> Exercise prompt: Omit every picture and output the rest of the records exactly as they are.

[Records excerpted from a collection]

>> Begin

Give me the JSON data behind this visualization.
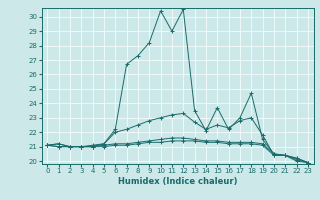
{
  "title": "",
  "xlabel": "Humidex (Indice chaleur)",
  "background_color": "#cce8e8",
  "grid_color": "#ffffff",
  "line_color": "#1a6b6b",
  "xlim": [
    -0.5,
    23.5
  ],
  "ylim": [
    19.8,
    30.6
  ],
  "yticks": [
    20,
    21,
    22,
    23,
    24,
    25,
    26,
    27,
    28,
    29,
    30
  ],
  "xticks": [
    0,
    1,
    2,
    3,
    4,
    5,
    6,
    7,
    8,
    9,
    10,
    11,
    12,
    13,
    14,
    15,
    16,
    17,
    18,
    19,
    20,
    21,
    22,
    23
  ],
  "series": [
    [
      21.1,
      21.2,
      21.0,
      21.0,
      21.0,
      21.2,
      22.2,
      26.7,
      27.3,
      28.2,
      30.4,
      29.0,
      30.5,
      23.5,
      22.1,
      23.7,
      22.2,
      23.0,
      24.7,
      21.5,
      20.5,
      20.4,
      20.0,
      19.9
    ],
    [
      21.1,
      21.2,
      21.0,
      21.0,
      21.1,
      21.2,
      22.0,
      22.2,
      22.5,
      22.8,
      23.0,
      23.2,
      23.3,
      22.7,
      22.2,
      22.5,
      22.3,
      22.8,
      23.0,
      21.8,
      20.4,
      20.4,
      20.1,
      19.9
    ],
    [
      21.1,
      21.0,
      21.0,
      21.0,
      21.0,
      21.1,
      21.2,
      21.2,
      21.3,
      21.4,
      21.5,
      21.6,
      21.6,
      21.5,
      21.4,
      21.4,
      21.3,
      21.3,
      21.3,
      21.2,
      20.5,
      20.4,
      20.2,
      19.9
    ],
    [
      21.1,
      21.0,
      21.0,
      21.0,
      21.0,
      21.0,
      21.1,
      21.1,
      21.2,
      21.3,
      21.3,
      21.4,
      21.4,
      21.4,
      21.3,
      21.3,
      21.2,
      21.2,
      21.2,
      21.1,
      20.4,
      20.4,
      20.2,
      19.9
    ]
  ]
}
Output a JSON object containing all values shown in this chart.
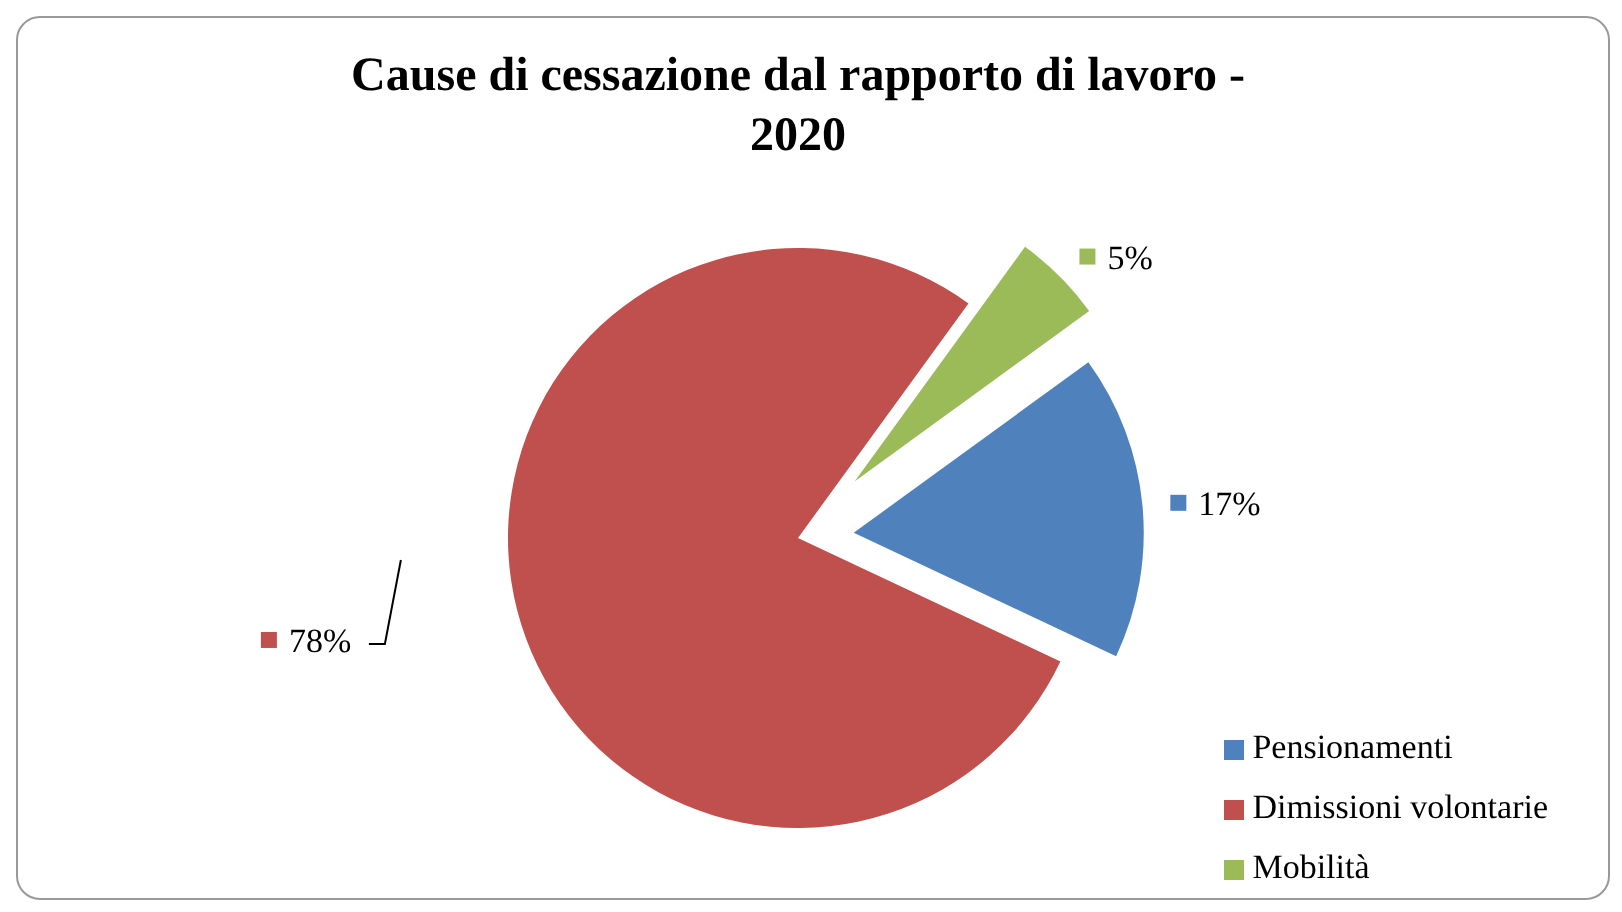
{
  "chart_data": {
    "type": "pie",
    "title": "Cause di cessazione dal rapporto di lavoro - 2020",
    "categories": [
      "Pensionamenti",
      "Dimissioni volontarie",
      "Mobilità"
    ],
    "values": [
      17,
      78,
      5
    ],
    "colors": [
      "#4f81bd",
      "#c0504d",
      "#9bbb59"
    ],
    "value_labels": [
      "17%",
      "78%",
      "5%"
    ],
    "legend": "bottom right"
  }
}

>> End

> Full solution:
Give me the JSON data behind this visualization.
{
  "title": "",
  "xlabel": "Humidex (Indice chaleur)",
  "background_color": "#cce8e8",
  "grid_color": "#ffffff",
  "line_color": "#1a6b6b",
  "xlim": [
    -0.5,
    23.5
  ],
  "ylim": [
    19.8,
    30.6
  ],
  "yticks": [
    20,
    21,
    22,
    23,
    24,
    25,
    26,
    27,
    28,
    29,
    30
  ],
  "xticks": [
    0,
    1,
    2,
    3,
    4,
    5,
    6,
    7,
    8,
    9,
    10,
    11,
    12,
    13,
    14,
    15,
    16,
    17,
    18,
    19,
    20,
    21,
    22,
    23
  ],
  "series": [
    [
      21.1,
      21.2,
      21.0,
      21.0,
      21.0,
      21.2,
      22.2,
      26.7,
      27.3,
      28.2,
      30.4,
      29.0,
      30.5,
      23.5,
      22.1,
      23.7,
      22.2,
      23.0,
      24.7,
      21.5,
      20.5,
      20.4,
      20.0,
      19.9
    ],
    [
      21.1,
      21.2,
      21.0,
      21.0,
      21.1,
      21.2,
      22.0,
      22.2,
      22.5,
      22.8,
      23.0,
      23.2,
      23.3,
      22.7,
      22.2,
      22.5,
      22.3,
      22.8,
      23.0,
      21.8,
      20.4,
      20.4,
      20.1,
      19.9
    ],
    [
      21.1,
      21.0,
      21.0,
      21.0,
      21.0,
      21.1,
      21.2,
      21.2,
      21.3,
      21.4,
      21.5,
      21.6,
      21.6,
      21.5,
      21.4,
      21.4,
      21.3,
      21.3,
      21.3,
      21.2,
      20.5,
      20.4,
      20.2,
      19.9
    ],
    [
      21.1,
      21.0,
      21.0,
      21.0,
      21.0,
      21.0,
      21.1,
      21.1,
      21.2,
      21.3,
      21.3,
      21.4,
      21.4,
      21.4,
      21.3,
      21.3,
      21.2,
      21.2,
      21.2,
      21.1,
      20.4,
      20.4,
      20.2,
      19.9
    ]
  ]
}
Output a JSON object containing all values shown in this chart.
{
  "chart_data": {
    "type": "pie",
    "title": "Cause di cessazione dal rapporto di lavoro - 2020",
    "categories": [
      "Pensionamenti",
      "Dimissioni volontarie",
      "Mobilità"
    ],
    "values": [
      17,
      78,
      5
    ],
    "colors": [
      "#4f81bd",
      "#c0504d",
      "#9bbb59"
    ],
    "value_labels": [
      "17%",
      "78%",
      "5%"
    ],
    "legend": "bottom right"
  }
}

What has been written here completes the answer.